***** Exercise input

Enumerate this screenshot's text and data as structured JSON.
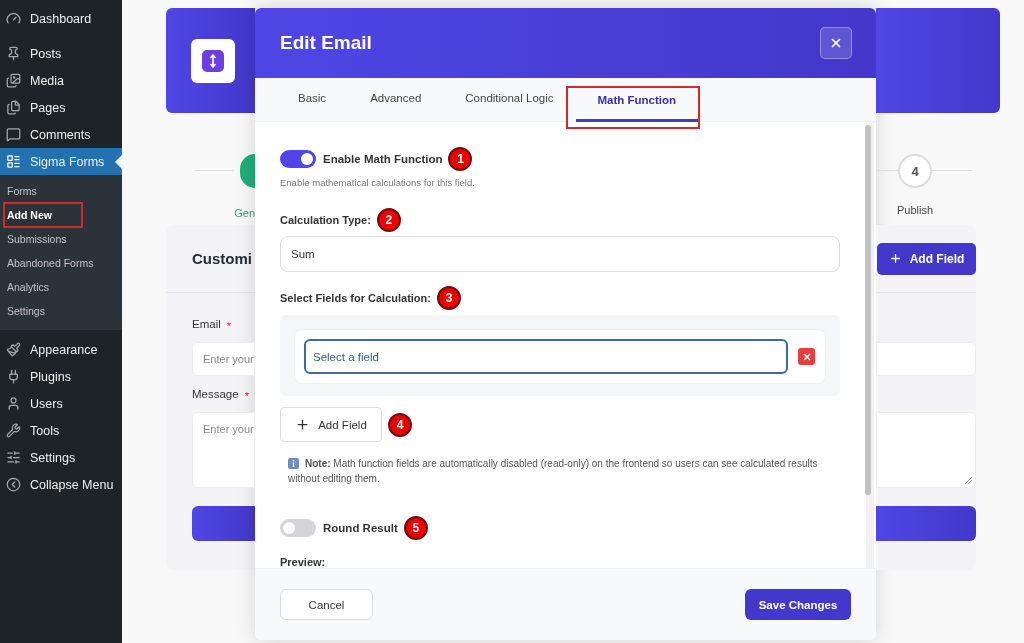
{
  "sidebar": {
    "menu": [
      {
        "label": "Dashboard",
        "selected": false
      },
      {
        "label": "Posts",
        "selected": false
      },
      {
        "label": "Media",
        "selected": false
      },
      {
        "label": "Pages",
        "selected": false
      },
      {
        "label": "Comments",
        "selected": false
      },
      {
        "label": "Sigma Forms",
        "selected": true,
        "children": [
          {
            "label": "Forms",
            "selected": false,
            "highlighted": false
          },
          {
            "label": "Add New",
            "selected": true,
            "highlighted": true
          },
          {
            "label": "Submissions",
            "selected": false,
            "highlighted": false
          },
          {
            "label": "Abandoned Forms",
            "selected": false,
            "highlighted": false
          },
          {
            "label": "Analytics",
            "selected": false,
            "highlighted": false
          },
          {
            "label": "Settings",
            "selected": false,
            "highlighted": false
          }
        ]
      },
      {
        "label": "Appearance",
        "selected": false
      },
      {
        "label": "Plugins",
        "selected": false
      },
      {
        "label": "Users",
        "selected": false
      },
      {
        "label": "Tools",
        "selected": false
      },
      {
        "label": "Settings",
        "selected": false
      }
    ],
    "collapse": "Collapse Menu"
  },
  "page": {
    "steps": [
      {
        "label": "Gen",
        "completed": true
      },
      {
        "number": "4",
        "label": "Publish",
        "completed": false
      }
    ],
    "form_card": {
      "title": "Customi",
      "add_button": "Add Field",
      "fields": [
        {
          "kind": "input",
          "label": "Email",
          "required_mark": "*",
          "placeholder": "Enter your"
        },
        {
          "kind": "textarea",
          "label": "Message",
          "required_mark": "*",
          "placeholder": "Enter your"
        }
      ]
    }
  },
  "modal": {
    "title": "Edit Email",
    "tabs": [
      {
        "label": "Basic",
        "selected": false,
        "highlighted": false
      },
      {
        "label": "Advanced",
        "selected": false,
        "highlighted": false
      },
      {
        "label": "Conditional Logic",
        "selected": false,
        "highlighted": false
      },
      {
        "label": "Math Function",
        "selected": true,
        "highlighted": true
      }
    ],
    "enable_toggle": {
      "label": "Enable Math Function",
      "on": true,
      "annotation": "1"
    },
    "enable_hint": "Enable mathematical calculations for this field.",
    "calculation_type": {
      "label": "Calculation Type:",
      "value": "Sum",
      "annotation": "2"
    },
    "select_fields": {
      "label": "Select Fields for Calculation:",
      "annotation": "3",
      "fields": [
        {
          "value": "Select a field"
        }
      ]
    },
    "add_field": {
      "label": "Add Field",
      "annotation": "4"
    },
    "note": "**Note:** Math function fields are automatically disabled (read-only) on the frontend so users can see calculated results without editing them.",
    "round_toggle": {
      "label": "Round Result",
      "on": false,
      "annotation": "5"
    },
    "preview_label": "Preview:",
    "buttons": {
      "cancel": "Cancel",
      "save": "Save Changes"
    }
  }
}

**********

Copy the entries above faithfully and omit every image.

Response
Enumerate this screenshot's text and data as structured JSON.
{
  "sidebar": {
    "menu": [
      {
        "label": "Dashboard",
        "selected": false
      },
      {
        "label": "Posts",
        "selected": false
      },
      {
        "label": "Media",
        "selected": false
      },
      {
        "label": "Pages",
        "selected": false
      },
      {
        "label": "Comments",
        "selected": false
      },
      {
        "label": "Sigma Forms",
        "selected": true,
        "children": [
          {
            "label": "Forms",
            "selected": false,
            "highlighted": false
          },
          {
            "label": "Add New",
            "selected": true,
            "highlighted": true
          },
          {
            "label": "Submissions",
            "selected": false,
            "highlighted": false
          },
          {
            "label": "Abandoned Forms",
            "selected": false,
            "highlighted": false
          },
          {
            "label": "Analytics",
            "selected": false,
            "highlighted": false
          },
          {
            "label": "Settings",
            "selected": false,
            "highlighted": false
          }
        ]
      },
      {
        "label": "Appearance",
        "selected": false
      },
      {
        "label": "Plugins",
        "selected": false
      },
      {
        "label": "Users",
        "selected": false
      },
      {
        "label": "Tools",
        "selected": false
      },
      {
        "label": "Settings",
        "selected": false
      }
    ],
    "collapse": "Collapse Menu"
  },
  "page": {
    "steps": [
      {
        "label": "Gen",
        "completed": true
      },
      {
        "number": "4",
        "label": "Publish",
        "completed": false
      }
    ],
    "form_card": {
      "title": "Customi",
      "add_button": "Add Field",
      "fields": [
        {
          "kind": "input",
          "label": "Email",
          "required_mark": "*",
          "placeholder": "Enter your"
        },
        {
          "kind": "textarea",
          "label": "Message",
          "required_mark": "*",
          "placeholder": "Enter your"
        }
      ]
    }
  },
  "modal": {
    "title": "Edit Email",
    "tabs": [
      {
        "label": "Basic",
        "selected": false,
        "highlighted": false
      },
      {
        "label": "Advanced",
        "selected": false,
        "highlighted": false
      },
      {
        "label": "Conditional Logic",
        "selected": false,
        "highlighted": false
      },
      {
        "label": "Math Function",
        "selected": true,
        "highlighted": true
      }
    ],
    "enable_toggle": {
      "label": "Enable Math Function",
      "on": true,
      "annotation": "1"
    },
    "enable_hint": "Enable mathematical calculations for this field.",
    "calculation_type": {
      "label": "Calculation Type:",
      "value": "Sum",
      "annotation": "2"
    },
    "select_fields": {
      "label": "Select Fields for Calculation:",
      "annotation": "3",
      "fields": [
        {
          "value": "Select a field"
        }
      ]
    },
    "add_field": {
      "label": "Add Field",
      "annotation": "4"
    },
    "note": "**Note:** Math function fields are automatically disabled (read-only) on the frontend so users can see calculated results without editing them.",
    "round_toggle": {
      "label": "Round Result",
      "on": false,
      "annotation": "5"
    },
    "preview_label": "Preview:",
    "buttons": {
      "cancel": "Cancel",
      "save": "Save Changes"
    }
  }
}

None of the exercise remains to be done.